Challenge:
Using the material below, copy every line where "square" appears.

─── Data for this exercise ───

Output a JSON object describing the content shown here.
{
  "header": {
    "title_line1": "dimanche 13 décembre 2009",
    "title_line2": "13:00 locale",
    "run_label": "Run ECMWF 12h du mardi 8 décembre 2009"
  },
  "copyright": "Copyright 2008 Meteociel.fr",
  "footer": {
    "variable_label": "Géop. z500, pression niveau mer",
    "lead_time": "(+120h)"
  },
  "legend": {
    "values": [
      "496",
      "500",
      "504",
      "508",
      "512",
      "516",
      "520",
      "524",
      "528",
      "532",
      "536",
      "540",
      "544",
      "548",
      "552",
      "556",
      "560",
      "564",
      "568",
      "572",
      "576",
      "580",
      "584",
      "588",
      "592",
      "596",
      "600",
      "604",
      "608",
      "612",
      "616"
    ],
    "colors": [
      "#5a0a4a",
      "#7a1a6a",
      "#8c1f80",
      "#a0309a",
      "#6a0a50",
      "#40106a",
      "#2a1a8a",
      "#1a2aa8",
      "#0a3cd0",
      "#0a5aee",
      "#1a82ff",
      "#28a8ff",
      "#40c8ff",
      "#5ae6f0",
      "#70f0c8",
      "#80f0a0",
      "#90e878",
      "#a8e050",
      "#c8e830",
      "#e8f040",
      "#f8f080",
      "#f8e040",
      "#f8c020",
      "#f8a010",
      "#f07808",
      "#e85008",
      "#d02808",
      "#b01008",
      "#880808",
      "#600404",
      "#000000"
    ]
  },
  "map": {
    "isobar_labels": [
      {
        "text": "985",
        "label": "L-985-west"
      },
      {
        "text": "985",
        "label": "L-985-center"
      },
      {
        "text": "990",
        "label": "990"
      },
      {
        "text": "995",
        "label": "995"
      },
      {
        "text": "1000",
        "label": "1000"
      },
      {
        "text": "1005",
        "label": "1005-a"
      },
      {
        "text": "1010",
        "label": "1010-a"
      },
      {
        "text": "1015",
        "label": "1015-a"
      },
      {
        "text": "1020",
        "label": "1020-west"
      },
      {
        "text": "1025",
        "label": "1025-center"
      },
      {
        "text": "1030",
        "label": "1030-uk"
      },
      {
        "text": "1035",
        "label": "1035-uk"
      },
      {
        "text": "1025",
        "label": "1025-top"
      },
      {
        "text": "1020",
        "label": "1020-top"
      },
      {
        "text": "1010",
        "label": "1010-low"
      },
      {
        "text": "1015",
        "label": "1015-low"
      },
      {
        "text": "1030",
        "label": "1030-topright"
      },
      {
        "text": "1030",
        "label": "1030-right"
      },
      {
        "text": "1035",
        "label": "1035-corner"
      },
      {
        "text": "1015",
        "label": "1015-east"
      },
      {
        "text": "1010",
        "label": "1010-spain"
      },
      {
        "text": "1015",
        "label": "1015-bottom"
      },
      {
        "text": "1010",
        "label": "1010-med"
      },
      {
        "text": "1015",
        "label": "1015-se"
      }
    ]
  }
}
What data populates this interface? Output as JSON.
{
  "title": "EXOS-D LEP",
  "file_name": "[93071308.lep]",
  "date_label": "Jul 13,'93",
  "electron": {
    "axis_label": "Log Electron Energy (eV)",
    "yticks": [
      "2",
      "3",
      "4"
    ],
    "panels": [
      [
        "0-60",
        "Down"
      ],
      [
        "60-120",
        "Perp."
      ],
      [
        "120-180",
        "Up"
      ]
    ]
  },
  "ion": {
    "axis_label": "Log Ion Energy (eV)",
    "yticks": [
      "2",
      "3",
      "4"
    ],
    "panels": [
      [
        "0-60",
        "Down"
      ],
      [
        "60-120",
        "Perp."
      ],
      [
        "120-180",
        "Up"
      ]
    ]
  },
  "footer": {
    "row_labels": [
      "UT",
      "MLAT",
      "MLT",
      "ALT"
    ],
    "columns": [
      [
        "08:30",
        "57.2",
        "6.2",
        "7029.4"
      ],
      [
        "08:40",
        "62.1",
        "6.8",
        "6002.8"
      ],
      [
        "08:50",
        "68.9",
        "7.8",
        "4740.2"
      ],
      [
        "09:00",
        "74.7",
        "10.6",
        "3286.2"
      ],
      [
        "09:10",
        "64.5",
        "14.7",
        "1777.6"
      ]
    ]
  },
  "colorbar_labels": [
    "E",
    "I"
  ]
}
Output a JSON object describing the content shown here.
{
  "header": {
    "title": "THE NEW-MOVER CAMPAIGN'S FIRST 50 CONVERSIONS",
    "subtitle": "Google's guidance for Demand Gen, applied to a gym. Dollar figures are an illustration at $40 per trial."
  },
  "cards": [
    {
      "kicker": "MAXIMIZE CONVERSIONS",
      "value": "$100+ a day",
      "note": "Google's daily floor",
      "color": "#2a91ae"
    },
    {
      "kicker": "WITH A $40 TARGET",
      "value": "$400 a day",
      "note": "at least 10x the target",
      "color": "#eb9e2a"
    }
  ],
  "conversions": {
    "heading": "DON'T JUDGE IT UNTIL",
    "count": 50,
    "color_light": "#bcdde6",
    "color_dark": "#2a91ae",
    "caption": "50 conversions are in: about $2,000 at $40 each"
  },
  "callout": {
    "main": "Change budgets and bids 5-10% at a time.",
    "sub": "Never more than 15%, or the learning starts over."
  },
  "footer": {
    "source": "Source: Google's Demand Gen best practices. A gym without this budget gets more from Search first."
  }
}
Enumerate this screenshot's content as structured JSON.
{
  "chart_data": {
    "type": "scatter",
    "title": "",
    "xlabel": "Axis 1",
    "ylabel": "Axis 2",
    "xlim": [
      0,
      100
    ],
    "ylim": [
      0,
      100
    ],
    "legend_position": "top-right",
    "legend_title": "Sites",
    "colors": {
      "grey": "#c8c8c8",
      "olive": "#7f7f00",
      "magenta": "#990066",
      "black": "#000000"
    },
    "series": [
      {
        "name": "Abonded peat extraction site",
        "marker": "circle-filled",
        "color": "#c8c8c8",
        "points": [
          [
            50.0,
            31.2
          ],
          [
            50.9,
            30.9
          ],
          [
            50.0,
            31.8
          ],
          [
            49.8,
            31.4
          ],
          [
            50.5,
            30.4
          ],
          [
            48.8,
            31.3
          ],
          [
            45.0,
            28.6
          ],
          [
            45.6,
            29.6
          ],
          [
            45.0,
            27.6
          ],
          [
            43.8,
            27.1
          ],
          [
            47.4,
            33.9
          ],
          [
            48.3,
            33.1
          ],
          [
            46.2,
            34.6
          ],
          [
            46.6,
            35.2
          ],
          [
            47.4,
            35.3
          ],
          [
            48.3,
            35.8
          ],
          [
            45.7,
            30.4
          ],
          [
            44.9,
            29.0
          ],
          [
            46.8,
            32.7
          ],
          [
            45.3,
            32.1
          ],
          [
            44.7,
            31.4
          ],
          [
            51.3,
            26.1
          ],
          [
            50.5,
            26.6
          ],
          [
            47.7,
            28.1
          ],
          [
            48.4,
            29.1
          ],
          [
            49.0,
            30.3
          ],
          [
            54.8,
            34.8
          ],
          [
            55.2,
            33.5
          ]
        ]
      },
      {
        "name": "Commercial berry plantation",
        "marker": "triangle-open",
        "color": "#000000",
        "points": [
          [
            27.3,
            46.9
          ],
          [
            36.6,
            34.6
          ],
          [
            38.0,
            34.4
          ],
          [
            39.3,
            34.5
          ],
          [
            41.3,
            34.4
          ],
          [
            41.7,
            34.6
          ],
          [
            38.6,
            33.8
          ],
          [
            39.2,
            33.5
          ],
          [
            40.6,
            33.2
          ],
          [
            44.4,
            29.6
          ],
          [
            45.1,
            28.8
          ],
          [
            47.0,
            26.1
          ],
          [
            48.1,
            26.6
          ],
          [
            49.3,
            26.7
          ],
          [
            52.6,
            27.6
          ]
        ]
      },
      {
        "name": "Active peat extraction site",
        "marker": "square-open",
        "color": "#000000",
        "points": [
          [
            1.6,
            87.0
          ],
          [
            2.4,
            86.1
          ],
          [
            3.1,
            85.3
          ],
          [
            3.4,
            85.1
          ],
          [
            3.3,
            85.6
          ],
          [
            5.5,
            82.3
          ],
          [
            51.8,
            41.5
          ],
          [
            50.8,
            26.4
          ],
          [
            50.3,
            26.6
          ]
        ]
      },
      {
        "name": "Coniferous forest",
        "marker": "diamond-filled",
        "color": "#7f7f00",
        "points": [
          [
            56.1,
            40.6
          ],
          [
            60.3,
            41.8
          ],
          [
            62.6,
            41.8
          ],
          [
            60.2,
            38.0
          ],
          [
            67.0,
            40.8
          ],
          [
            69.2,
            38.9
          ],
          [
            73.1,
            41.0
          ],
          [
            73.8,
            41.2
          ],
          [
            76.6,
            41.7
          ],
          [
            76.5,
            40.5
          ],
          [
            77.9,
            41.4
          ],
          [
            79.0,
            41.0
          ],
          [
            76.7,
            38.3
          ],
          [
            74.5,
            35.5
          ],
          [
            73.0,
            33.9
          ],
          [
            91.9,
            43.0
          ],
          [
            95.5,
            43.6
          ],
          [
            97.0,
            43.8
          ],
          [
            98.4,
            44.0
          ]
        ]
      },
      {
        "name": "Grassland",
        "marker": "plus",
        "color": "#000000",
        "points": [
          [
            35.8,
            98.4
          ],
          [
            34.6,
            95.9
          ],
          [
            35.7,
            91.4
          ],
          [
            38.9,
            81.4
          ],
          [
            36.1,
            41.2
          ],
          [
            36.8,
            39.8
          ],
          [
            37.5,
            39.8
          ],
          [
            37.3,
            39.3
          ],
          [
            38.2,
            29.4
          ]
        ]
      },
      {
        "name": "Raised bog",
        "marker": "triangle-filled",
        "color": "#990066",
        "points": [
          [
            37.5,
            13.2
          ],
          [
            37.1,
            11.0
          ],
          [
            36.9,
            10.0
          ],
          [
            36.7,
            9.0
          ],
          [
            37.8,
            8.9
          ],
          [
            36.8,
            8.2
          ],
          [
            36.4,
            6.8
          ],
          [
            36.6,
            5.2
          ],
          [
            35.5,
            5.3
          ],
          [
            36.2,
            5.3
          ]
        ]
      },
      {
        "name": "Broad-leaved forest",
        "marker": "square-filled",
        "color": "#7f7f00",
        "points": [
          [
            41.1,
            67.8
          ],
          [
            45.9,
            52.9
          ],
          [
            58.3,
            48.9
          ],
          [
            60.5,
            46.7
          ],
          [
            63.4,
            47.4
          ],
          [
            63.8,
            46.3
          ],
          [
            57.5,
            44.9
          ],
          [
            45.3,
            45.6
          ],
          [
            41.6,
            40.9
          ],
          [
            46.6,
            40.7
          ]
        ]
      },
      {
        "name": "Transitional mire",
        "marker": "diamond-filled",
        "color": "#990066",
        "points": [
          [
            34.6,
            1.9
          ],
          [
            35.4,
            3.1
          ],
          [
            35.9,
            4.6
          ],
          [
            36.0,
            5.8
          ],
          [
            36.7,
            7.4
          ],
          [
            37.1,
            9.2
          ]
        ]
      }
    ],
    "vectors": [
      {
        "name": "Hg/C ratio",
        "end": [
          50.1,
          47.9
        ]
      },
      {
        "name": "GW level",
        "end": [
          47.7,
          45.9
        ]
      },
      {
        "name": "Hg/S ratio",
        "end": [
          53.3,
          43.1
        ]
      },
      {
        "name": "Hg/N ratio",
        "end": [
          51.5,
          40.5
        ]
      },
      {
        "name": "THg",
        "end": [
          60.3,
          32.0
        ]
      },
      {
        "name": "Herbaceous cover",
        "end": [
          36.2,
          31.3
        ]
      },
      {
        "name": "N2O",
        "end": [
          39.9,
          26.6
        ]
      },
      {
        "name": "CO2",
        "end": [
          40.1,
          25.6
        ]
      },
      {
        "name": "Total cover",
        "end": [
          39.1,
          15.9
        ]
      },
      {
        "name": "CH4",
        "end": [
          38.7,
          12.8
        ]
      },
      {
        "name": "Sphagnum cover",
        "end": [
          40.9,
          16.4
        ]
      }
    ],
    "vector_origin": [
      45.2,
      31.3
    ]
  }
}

───

Reply to the exercise:
        "marker": "square-open",
        "marker": "square-filled",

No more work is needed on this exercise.